* START Data records *

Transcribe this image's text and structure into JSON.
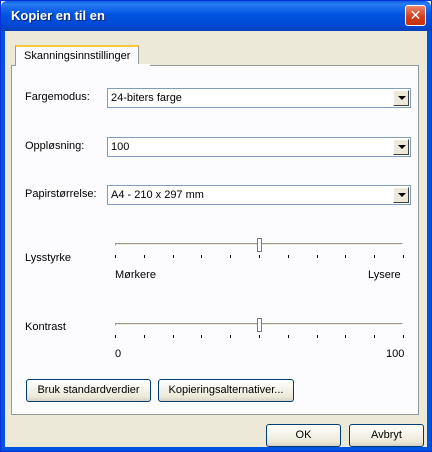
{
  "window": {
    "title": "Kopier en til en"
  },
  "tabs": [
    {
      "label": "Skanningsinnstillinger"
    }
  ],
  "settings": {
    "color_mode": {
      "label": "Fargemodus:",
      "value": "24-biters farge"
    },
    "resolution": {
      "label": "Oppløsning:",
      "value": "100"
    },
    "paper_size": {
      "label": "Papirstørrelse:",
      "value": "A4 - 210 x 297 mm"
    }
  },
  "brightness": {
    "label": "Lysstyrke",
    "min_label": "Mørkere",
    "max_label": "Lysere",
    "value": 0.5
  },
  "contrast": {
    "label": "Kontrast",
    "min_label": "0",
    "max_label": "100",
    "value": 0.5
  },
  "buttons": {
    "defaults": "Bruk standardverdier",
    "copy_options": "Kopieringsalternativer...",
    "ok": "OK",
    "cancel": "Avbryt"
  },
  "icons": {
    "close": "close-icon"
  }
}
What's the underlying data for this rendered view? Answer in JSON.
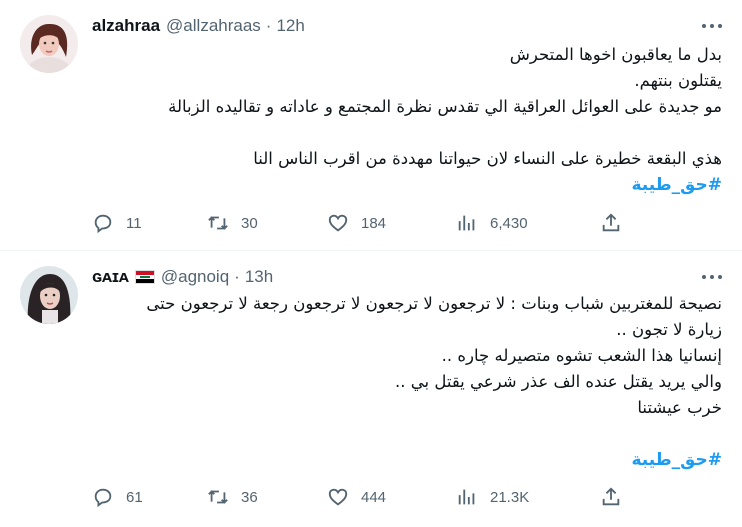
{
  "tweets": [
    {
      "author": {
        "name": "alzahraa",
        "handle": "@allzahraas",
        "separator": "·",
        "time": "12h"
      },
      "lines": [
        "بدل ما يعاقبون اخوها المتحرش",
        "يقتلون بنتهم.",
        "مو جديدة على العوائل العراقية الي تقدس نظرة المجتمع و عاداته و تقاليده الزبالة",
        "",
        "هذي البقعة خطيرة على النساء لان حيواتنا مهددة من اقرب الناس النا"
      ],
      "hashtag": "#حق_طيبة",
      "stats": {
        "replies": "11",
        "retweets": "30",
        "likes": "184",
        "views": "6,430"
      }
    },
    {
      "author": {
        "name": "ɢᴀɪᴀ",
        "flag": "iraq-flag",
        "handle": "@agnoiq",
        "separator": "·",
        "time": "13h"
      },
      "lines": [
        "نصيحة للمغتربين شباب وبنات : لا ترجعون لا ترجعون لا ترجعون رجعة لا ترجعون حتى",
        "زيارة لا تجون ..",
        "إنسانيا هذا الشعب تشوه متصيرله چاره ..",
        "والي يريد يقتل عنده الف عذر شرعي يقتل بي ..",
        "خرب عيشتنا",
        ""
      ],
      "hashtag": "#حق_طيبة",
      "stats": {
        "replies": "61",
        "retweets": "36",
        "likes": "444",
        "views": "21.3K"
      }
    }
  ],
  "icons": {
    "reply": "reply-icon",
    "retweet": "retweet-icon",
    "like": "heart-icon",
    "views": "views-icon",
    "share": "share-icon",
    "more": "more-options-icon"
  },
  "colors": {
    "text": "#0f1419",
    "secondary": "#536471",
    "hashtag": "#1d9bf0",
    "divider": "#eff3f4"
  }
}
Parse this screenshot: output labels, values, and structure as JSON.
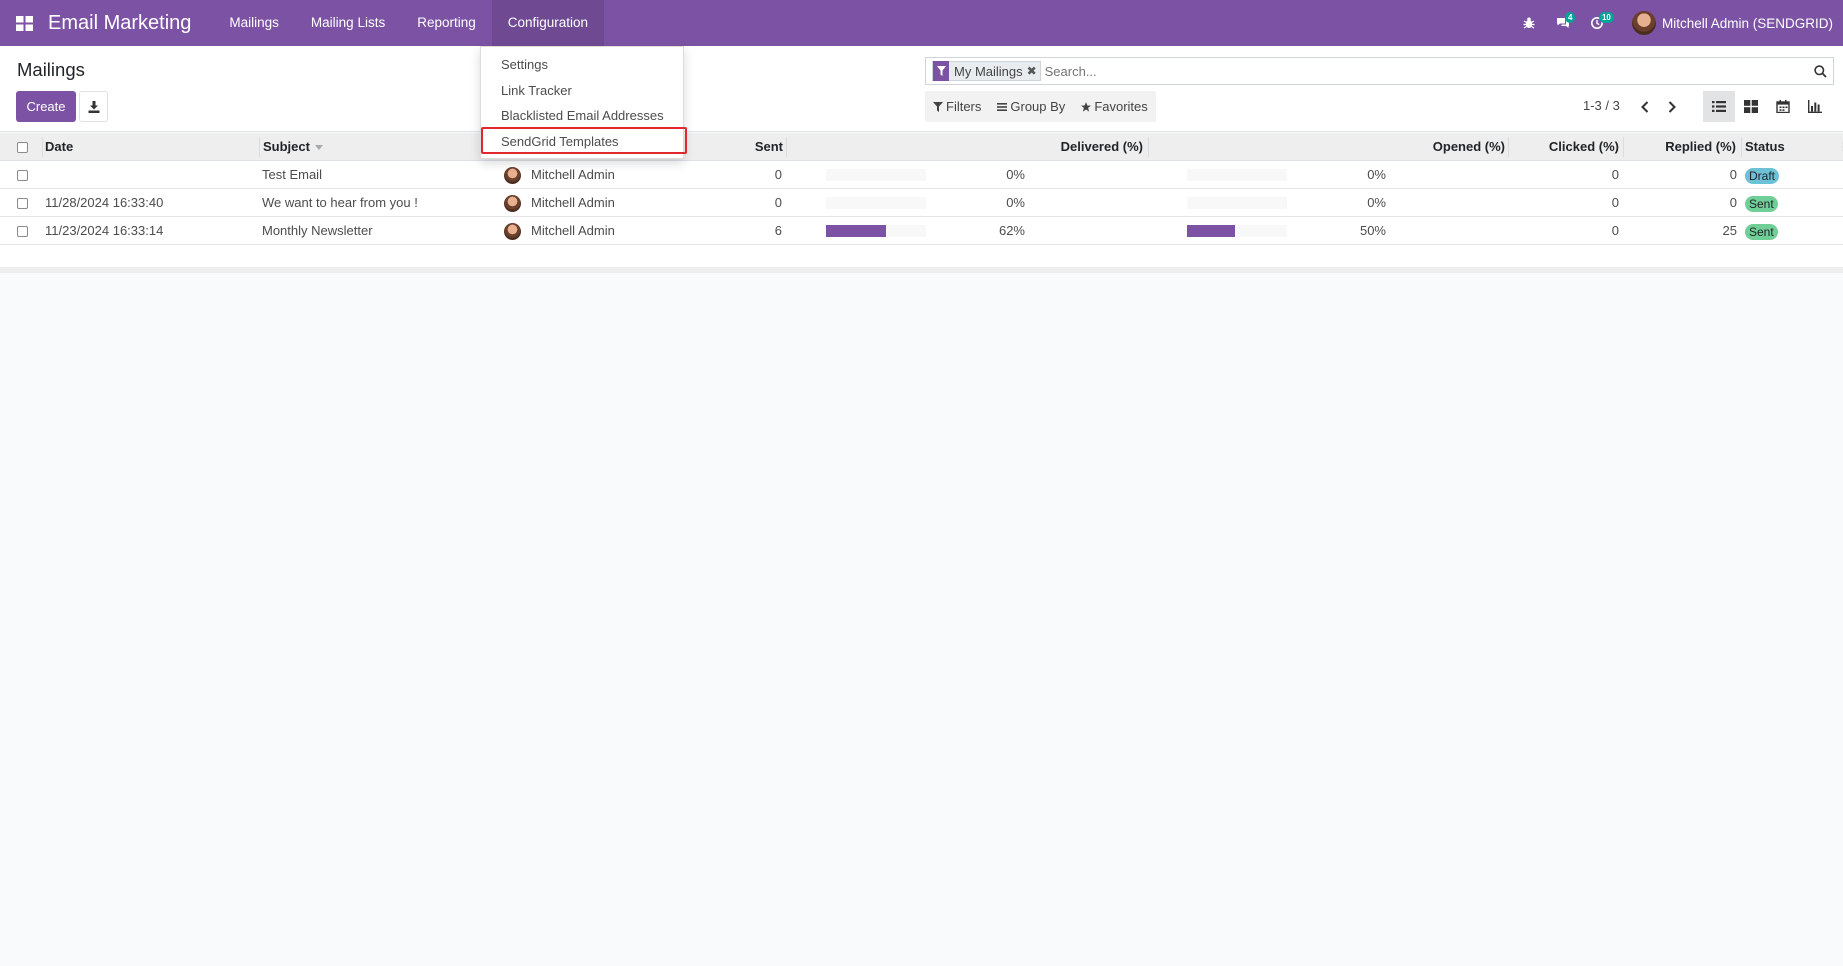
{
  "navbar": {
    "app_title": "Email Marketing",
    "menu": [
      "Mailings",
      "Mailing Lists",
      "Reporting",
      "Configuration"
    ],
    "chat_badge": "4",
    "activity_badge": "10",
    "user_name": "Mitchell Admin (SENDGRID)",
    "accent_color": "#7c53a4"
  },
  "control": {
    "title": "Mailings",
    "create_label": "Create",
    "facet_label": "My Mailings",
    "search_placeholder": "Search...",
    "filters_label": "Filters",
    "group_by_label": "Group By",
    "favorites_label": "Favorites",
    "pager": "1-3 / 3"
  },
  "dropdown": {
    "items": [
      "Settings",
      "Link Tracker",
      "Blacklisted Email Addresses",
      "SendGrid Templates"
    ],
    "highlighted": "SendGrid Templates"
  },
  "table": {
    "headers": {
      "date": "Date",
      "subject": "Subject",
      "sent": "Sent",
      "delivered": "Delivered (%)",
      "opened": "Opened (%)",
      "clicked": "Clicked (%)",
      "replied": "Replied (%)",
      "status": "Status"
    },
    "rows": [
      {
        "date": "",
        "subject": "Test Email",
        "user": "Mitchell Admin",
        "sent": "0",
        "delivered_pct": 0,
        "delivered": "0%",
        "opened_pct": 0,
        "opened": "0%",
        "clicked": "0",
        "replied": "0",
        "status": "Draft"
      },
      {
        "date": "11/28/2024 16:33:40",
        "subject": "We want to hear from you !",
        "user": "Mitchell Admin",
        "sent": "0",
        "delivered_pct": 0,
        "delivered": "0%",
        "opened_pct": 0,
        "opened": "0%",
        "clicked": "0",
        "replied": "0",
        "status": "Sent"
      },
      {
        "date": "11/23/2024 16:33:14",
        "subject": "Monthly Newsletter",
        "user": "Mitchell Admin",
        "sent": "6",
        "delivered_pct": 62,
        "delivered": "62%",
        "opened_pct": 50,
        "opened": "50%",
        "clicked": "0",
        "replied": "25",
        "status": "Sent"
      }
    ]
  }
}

* END Data records *
* START Data records *

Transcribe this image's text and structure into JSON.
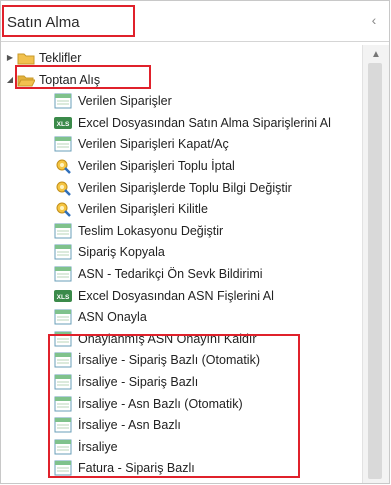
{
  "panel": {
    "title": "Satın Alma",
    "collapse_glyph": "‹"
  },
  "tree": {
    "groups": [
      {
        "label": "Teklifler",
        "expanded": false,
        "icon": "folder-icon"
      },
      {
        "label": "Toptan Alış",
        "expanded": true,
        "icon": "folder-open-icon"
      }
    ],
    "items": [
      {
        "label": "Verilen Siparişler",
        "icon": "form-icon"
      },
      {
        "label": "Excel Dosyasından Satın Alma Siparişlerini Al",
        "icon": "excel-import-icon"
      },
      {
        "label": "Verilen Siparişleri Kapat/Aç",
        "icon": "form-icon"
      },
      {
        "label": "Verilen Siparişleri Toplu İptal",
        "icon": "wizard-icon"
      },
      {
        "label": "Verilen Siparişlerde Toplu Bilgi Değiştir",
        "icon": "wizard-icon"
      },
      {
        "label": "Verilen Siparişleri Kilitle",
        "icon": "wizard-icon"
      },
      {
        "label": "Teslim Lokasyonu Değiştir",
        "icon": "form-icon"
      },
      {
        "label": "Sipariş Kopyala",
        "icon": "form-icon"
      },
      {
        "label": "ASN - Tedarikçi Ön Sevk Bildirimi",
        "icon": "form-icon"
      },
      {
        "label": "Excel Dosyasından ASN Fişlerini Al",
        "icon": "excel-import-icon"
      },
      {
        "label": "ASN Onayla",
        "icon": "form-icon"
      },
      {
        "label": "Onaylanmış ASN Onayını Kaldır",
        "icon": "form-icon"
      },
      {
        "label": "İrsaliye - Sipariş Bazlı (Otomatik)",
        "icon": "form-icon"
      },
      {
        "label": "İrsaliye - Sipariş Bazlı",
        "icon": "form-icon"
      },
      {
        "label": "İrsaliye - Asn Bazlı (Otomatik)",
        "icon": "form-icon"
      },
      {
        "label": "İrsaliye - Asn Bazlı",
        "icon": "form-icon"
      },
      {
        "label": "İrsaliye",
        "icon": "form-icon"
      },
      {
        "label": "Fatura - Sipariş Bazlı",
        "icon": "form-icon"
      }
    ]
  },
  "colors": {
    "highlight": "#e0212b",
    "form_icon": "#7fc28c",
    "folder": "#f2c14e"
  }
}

* END Data records *

■ **Short exercise**:
Copy out every line from the material above in which the word "Verilen" appears.

■ **Solution to this problem**:
        "label": "Verilen Siparişler",
        "label": "Verilen Siparişleri Kapat/Aç",
        "label": "Verilen Siparişleri Toplu İptal",
        "label": "Verilen Siparişlerde Toplu Bilgi Değiştir",
        "label": "Verilen Siparişleri Kilitle",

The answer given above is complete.